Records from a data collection
════════════════

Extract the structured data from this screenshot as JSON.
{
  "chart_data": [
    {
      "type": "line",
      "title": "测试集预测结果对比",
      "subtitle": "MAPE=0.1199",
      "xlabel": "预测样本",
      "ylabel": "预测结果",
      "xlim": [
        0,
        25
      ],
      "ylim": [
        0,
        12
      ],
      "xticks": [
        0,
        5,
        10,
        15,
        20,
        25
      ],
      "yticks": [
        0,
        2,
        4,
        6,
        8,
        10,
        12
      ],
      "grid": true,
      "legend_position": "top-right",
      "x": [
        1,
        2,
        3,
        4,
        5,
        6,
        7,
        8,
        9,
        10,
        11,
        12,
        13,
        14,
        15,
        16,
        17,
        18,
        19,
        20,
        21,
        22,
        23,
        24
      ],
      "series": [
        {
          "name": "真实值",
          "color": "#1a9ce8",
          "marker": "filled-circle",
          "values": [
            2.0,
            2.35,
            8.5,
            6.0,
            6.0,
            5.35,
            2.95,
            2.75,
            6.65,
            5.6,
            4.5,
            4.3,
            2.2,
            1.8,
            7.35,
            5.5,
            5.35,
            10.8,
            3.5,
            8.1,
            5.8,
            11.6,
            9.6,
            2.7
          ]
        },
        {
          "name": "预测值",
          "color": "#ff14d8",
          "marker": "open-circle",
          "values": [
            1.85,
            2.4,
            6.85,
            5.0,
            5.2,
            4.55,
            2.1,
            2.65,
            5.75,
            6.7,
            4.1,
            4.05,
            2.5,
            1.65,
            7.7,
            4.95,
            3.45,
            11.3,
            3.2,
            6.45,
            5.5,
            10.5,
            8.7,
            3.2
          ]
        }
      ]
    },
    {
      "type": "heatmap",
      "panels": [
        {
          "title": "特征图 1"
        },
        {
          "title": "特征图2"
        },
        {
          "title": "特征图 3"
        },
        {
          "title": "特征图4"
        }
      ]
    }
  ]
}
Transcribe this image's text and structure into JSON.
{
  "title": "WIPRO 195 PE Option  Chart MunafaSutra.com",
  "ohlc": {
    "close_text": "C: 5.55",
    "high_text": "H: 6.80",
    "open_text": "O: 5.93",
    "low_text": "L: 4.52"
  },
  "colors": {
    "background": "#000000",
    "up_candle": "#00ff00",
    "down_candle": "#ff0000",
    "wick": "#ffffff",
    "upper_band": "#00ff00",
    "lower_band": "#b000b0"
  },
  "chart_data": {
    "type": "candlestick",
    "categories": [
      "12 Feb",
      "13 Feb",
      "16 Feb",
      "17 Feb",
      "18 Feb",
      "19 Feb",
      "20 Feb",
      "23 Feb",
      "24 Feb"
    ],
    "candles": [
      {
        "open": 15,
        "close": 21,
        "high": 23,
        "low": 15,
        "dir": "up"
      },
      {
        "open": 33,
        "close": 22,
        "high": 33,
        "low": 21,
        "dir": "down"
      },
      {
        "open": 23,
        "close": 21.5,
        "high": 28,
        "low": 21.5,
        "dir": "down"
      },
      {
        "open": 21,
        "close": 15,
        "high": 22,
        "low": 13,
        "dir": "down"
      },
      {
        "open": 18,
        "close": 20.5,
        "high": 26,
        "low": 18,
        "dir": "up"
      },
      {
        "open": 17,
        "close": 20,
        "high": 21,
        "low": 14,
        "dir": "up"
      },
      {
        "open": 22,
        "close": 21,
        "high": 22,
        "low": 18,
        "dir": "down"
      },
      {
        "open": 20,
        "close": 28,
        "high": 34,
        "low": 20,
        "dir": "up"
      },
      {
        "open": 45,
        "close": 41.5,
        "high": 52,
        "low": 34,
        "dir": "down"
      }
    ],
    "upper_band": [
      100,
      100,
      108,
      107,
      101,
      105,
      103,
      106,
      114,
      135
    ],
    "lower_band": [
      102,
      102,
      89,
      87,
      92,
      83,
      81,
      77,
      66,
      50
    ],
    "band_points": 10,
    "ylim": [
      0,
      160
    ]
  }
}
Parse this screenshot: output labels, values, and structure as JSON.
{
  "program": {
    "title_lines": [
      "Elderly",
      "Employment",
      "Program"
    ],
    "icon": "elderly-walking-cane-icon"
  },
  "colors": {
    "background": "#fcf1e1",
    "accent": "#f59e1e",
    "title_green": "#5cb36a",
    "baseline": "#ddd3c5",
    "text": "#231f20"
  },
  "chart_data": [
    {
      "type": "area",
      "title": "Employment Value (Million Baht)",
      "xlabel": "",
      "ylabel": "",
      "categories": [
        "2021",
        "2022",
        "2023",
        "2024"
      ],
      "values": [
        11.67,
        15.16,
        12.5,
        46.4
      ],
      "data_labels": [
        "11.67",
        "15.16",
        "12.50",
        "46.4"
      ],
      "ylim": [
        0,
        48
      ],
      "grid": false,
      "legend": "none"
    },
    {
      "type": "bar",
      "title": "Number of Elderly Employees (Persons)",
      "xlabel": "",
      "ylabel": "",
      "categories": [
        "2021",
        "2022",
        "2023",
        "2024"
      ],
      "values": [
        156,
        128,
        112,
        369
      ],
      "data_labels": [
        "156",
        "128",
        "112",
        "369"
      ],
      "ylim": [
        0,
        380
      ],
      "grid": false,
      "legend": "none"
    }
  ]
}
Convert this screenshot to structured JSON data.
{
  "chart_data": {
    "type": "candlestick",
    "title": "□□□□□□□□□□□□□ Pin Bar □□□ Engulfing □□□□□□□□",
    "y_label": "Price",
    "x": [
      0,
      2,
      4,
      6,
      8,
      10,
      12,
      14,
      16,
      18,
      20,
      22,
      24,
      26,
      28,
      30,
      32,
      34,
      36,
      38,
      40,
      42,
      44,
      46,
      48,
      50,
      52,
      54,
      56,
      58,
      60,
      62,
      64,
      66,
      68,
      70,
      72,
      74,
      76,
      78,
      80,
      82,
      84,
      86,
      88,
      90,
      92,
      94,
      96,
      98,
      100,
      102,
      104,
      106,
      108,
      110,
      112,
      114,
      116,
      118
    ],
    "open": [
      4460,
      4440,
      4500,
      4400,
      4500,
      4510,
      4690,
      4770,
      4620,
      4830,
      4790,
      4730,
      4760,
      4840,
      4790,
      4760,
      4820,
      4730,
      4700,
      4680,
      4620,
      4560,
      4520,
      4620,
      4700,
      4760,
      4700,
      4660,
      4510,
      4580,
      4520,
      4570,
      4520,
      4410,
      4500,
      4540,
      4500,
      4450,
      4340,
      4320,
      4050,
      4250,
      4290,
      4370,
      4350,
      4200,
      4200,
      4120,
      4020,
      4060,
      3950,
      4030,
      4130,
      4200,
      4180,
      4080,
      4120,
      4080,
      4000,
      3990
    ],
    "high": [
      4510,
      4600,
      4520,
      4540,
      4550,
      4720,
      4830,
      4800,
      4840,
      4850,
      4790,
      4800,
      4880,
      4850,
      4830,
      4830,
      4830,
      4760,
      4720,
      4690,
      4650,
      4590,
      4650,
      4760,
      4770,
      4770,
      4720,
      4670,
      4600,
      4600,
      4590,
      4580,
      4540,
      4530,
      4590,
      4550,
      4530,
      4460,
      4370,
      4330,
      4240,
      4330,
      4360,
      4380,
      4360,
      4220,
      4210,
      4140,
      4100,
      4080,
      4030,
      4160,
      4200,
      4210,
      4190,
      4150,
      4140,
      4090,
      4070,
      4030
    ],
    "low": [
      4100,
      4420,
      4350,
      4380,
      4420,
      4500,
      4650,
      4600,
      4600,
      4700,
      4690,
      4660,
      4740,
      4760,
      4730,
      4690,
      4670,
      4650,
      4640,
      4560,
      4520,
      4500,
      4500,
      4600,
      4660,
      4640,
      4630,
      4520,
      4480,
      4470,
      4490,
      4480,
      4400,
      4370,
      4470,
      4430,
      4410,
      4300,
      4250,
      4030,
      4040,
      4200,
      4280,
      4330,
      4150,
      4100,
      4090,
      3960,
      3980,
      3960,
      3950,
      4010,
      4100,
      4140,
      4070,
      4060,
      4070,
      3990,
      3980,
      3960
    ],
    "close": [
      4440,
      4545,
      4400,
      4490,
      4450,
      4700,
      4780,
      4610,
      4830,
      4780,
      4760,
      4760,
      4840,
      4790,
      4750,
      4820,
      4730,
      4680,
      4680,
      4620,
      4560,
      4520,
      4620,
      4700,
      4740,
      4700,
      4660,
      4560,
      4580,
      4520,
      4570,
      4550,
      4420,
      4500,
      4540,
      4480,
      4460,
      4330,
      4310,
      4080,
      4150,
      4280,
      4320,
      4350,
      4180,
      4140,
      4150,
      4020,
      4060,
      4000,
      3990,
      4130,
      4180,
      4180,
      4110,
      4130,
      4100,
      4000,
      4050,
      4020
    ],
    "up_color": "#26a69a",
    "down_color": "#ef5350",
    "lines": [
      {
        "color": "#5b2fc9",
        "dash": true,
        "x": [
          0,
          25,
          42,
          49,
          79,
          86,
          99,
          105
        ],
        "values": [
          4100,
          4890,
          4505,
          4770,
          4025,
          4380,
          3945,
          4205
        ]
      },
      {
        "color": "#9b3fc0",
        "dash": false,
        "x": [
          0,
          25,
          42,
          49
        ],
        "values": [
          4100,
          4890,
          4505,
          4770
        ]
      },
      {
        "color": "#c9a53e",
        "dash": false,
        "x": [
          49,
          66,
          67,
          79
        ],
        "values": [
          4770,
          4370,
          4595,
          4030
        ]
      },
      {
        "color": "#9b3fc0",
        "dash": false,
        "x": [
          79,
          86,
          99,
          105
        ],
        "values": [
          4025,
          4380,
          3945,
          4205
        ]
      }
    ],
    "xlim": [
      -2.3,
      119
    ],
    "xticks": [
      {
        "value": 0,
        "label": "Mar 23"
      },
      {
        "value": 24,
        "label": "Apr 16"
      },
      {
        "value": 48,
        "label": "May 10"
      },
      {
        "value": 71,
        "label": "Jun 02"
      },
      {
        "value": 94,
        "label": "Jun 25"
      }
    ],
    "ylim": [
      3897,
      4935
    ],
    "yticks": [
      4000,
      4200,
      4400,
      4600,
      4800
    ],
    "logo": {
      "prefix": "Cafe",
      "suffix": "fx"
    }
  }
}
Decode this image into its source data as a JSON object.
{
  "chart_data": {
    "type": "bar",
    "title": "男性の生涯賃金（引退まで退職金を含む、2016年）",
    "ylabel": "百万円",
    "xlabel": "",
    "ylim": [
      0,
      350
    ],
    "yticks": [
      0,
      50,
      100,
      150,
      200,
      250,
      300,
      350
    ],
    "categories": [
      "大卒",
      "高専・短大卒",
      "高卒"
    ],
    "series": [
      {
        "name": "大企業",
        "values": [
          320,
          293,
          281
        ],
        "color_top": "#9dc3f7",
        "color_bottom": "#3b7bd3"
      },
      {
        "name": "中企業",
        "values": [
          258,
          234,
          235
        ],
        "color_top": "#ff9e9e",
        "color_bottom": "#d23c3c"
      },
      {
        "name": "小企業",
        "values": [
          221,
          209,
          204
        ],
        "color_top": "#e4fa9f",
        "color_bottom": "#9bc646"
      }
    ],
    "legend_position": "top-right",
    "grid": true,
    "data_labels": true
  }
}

════════════════

State the number of lines in the records that contain the string "name", and nothing more.

### Solution to this task
5